▸ Task requirements
Isolate every line in the records below with "subtitle" in it.
# start of Input for this task
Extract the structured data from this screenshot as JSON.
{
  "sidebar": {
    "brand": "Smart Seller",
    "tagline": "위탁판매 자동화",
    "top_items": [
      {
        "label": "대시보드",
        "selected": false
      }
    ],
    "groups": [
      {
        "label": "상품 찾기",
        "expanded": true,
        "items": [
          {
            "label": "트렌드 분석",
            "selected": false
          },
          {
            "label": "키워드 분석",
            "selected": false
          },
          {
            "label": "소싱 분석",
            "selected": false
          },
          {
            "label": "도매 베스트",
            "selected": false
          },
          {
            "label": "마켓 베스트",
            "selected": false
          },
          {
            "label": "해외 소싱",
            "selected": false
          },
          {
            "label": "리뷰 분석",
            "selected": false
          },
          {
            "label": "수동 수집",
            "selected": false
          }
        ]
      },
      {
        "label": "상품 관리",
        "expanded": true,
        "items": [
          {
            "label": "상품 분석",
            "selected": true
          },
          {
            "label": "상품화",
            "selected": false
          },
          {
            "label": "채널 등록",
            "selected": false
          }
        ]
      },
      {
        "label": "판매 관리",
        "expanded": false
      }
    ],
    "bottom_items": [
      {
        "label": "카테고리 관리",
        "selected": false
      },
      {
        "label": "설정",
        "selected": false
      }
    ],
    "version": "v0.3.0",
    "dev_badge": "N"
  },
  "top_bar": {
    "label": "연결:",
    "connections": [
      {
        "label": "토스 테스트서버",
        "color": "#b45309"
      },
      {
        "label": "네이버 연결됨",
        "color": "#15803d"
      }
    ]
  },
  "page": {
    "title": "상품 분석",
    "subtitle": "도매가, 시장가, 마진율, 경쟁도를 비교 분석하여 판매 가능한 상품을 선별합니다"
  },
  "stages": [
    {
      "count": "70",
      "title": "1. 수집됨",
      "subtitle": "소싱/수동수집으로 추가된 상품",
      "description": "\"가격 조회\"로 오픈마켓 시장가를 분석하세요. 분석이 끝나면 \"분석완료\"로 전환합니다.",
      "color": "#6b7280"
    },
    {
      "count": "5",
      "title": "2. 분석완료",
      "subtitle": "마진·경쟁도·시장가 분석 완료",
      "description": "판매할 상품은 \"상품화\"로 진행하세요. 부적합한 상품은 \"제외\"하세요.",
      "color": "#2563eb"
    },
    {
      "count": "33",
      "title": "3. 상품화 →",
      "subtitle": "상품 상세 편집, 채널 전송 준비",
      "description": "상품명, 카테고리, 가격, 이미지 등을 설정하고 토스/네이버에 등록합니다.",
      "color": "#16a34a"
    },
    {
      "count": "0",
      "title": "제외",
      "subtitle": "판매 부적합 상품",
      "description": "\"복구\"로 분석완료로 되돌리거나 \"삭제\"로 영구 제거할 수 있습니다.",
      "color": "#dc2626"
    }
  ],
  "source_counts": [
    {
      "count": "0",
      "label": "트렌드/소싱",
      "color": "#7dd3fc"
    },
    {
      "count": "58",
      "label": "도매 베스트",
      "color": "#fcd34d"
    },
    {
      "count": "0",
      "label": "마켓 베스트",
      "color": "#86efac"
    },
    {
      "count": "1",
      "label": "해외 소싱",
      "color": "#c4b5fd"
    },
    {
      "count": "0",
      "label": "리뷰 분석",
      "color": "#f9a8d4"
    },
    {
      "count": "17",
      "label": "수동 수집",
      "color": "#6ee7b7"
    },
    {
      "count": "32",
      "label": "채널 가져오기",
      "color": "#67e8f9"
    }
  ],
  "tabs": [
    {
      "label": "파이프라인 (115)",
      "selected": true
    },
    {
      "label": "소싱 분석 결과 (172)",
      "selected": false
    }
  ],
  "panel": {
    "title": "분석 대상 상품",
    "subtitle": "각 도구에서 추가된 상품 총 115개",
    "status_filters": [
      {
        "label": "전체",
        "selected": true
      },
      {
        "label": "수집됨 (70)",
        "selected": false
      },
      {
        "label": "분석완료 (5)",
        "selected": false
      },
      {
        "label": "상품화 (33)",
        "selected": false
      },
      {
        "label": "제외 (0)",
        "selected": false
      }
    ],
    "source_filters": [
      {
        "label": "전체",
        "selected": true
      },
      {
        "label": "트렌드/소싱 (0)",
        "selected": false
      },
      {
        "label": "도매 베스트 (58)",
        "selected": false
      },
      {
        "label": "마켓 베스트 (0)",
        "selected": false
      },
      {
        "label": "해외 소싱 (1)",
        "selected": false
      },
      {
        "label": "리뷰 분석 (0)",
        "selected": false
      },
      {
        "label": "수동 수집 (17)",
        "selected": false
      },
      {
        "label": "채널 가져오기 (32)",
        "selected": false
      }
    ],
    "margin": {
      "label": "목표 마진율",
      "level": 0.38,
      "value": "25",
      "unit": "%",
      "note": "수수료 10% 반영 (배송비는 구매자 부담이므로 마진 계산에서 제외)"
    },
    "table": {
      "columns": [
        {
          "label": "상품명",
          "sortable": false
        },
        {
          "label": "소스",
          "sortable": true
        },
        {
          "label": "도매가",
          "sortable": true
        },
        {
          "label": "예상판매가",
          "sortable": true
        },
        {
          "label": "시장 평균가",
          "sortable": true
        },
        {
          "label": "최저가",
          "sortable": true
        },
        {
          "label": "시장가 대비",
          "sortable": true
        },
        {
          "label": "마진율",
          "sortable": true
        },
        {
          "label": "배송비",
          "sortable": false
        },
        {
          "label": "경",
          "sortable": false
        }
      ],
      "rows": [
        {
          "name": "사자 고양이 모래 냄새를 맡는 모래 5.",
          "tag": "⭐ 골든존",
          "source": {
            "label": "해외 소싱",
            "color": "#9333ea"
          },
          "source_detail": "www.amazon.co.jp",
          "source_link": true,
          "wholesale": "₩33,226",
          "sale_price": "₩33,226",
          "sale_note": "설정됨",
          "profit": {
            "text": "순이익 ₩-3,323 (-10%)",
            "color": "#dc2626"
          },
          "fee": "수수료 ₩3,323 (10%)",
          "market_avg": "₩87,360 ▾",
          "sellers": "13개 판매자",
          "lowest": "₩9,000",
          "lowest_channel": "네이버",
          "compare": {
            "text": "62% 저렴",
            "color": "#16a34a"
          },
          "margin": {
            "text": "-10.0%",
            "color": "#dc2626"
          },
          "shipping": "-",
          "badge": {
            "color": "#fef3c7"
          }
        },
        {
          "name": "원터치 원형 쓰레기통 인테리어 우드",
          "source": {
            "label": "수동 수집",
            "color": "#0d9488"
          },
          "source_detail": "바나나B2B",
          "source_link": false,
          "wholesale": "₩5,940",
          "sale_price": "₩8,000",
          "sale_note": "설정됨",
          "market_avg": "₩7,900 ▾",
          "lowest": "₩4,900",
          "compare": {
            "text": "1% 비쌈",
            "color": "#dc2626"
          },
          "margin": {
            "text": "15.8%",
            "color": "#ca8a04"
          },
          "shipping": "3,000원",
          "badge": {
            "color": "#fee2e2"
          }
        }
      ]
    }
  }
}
# end of Input for this task
▸ Reply
    "subtitle": "도매가, 시장가, 마진율, 경쟁도를 비교 분석하여 판매 가능한 상품을 선별합니다"
      "subtitle": "소싱/수동수집으로 추가된 상품",
      "subtitle": "마진·경쟁도·시장가 분석 완료",
      "subtitle": "상품 상세 편집, 채널 전송 준비",
      "subtitle": "판매 부적합 상품",
    "subtitle": "각 도구에서 추가된 상품 총 115개",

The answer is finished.